--- start of Excerpted data ---
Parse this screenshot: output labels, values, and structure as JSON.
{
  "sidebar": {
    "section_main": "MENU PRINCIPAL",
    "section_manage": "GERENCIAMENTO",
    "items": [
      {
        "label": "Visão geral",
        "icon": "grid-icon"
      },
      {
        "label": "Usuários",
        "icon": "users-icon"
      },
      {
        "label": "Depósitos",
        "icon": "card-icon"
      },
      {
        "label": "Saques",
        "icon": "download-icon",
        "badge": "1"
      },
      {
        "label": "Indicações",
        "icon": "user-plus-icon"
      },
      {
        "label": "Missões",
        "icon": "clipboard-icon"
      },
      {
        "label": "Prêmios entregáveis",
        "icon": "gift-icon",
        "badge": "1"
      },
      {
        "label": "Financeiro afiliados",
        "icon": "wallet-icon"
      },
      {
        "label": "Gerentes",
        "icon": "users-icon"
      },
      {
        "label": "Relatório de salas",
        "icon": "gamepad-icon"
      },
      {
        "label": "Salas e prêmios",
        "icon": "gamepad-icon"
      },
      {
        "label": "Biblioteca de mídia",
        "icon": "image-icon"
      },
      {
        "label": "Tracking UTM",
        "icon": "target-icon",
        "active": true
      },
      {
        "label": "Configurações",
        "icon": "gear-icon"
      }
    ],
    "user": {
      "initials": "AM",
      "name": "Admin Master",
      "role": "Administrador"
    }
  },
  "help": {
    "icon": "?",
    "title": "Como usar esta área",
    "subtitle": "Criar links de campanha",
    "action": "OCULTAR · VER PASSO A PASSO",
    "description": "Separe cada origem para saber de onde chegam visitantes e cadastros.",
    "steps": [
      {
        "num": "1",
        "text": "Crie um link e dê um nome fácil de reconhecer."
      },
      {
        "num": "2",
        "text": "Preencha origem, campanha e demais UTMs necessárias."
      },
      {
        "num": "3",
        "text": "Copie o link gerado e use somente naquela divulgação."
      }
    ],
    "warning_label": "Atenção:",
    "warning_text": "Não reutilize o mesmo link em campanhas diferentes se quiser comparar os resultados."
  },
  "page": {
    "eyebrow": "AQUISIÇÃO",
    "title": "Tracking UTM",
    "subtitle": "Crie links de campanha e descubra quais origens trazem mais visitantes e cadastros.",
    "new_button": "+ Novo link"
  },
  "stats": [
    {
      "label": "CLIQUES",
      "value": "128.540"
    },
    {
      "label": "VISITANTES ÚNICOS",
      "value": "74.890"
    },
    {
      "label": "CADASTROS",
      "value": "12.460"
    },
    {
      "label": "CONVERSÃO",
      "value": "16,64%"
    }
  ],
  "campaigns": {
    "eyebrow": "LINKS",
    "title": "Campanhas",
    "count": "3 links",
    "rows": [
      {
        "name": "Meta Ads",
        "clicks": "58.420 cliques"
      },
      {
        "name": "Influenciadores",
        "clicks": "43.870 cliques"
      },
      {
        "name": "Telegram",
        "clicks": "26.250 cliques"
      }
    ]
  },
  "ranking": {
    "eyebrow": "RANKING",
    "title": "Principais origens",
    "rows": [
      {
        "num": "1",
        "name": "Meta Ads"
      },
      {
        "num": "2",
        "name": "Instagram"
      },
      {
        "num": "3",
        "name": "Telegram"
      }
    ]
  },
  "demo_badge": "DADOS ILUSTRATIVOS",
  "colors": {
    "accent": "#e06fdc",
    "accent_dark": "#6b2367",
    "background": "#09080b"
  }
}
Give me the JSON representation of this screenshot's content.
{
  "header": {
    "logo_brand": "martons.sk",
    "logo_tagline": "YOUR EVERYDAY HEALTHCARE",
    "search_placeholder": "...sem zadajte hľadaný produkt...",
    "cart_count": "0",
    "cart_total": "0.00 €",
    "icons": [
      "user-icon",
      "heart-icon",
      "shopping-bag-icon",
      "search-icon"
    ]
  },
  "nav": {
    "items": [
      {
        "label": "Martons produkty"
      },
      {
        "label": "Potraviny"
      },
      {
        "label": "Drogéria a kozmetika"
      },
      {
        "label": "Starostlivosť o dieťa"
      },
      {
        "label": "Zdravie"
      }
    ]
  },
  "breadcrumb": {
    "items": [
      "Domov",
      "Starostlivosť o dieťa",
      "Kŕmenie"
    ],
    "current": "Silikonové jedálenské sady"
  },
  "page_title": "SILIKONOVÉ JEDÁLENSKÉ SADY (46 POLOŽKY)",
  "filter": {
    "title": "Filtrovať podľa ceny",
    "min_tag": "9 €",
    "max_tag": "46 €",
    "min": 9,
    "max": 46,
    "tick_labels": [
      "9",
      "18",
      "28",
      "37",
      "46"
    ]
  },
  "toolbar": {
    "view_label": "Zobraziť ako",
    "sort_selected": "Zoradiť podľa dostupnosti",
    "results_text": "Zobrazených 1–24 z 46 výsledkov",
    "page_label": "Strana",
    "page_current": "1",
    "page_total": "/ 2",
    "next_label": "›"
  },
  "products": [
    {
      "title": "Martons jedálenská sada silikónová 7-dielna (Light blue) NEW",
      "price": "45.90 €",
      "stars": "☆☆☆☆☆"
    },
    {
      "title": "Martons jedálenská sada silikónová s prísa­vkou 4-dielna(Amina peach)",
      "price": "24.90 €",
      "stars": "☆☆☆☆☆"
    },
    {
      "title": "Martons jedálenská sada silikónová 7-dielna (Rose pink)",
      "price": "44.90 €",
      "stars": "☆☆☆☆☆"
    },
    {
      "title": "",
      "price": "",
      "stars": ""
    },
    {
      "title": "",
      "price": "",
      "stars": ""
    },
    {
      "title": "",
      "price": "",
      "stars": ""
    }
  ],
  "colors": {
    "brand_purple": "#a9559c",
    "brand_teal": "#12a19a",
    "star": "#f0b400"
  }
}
--- end of Excerpted data ---
• Your goal
Begin with the line that contains "Give me the" and end with the last line of the records; set down every line in that span exactly, and nothing else.

• Response for this exercise
Give me the JSON representation of this screenshot's content.
{
  "header": {
    "logo_brand": "martons.sk",
    "logo_tagline": "YOUR EVERYDAY HEALTHCARE",
    "search_placeholder": "...sem zadajte hľadaný produkt...",
    "cart_count": "0",
    "cart_total": "0.00 €",
    "icons": [
      "user-icon",
      "heart-icon",
      "shopping-bag-icon",
      "search-icon"
    ]
  },
  "nav": {
    "items": [
      {
        "label": "Martons produkty"
      },
      {
        "label": "Potraviny"
      },
      {
        "label": "Drogéria a kozmetika"
      },
      {
        "label": "Starostlivosť o dieťa"
      },
      {
        "label": "Zdravie"
      }
    ]
  },
  "breadcrumb": {
    "items": [
      "Domov",
      "Starostlivosť o dieťa",
      "Kŕmenie"
    ],
    "current": "Silikonové jedálenské sady"
  },
  "page_title": "SILIKONOVÉ JEDÁLENSKÉ SADY (46 POLOŽKY)",
  "filter": {
    "title": "Filtrovať podľa ceny",
    "min_tag": "9 €",
    "max_tag": "46 €",
    "min": 9,
    "max": 46,
    "tick_labels": [
      "9",
      "18",
      "28",
      "37",
      "46"
    ]
  },
  "toolbar": {
    "view_label": "Zobraziť ako",
    "sort_selected": "Zoradiť podľa dostupnosti",
    "results_text": "Zobrazených 1–24 z 46 výsledkov",
    "page_label": "Strana",
    "page_current": "1",
    "page_total": "/ 2",
    "next_label": "›"
  },
  "products": [
    {
      "title": "Martons jedálenská sada silikónová 7-dielna (Light blue) NEW",
      "price": "45.90 €",
      "stars": "☆☆☆☆☆"
    },
    {
      "title": "Martons jedálenská sada silikónová s prísa­vkou 4-dielna(Amina peach)",
      "price": "24.90 €",
      "stars": "☆☆☆☆☆"
    },
    {
      "title": "Martons jedálenská sada silikónová 7-dielna (Rose pink)",
      "price": "44.90 €",
      "stars": "☆☆☆☆☆"
    },
    {
      "title": "",
      "price": "",
      "stars": ""
    },
    {
      "title": "",
      "price": "",
      "stars": ""
    },
    {
      "title": "",
      "price": "",
      "stars": ""
    }
  ],
  "colors": {
    "brand_purple": "#a9559c",
    "brand_teal": "#12a19a",
    "star": "#f0b400"
  }
}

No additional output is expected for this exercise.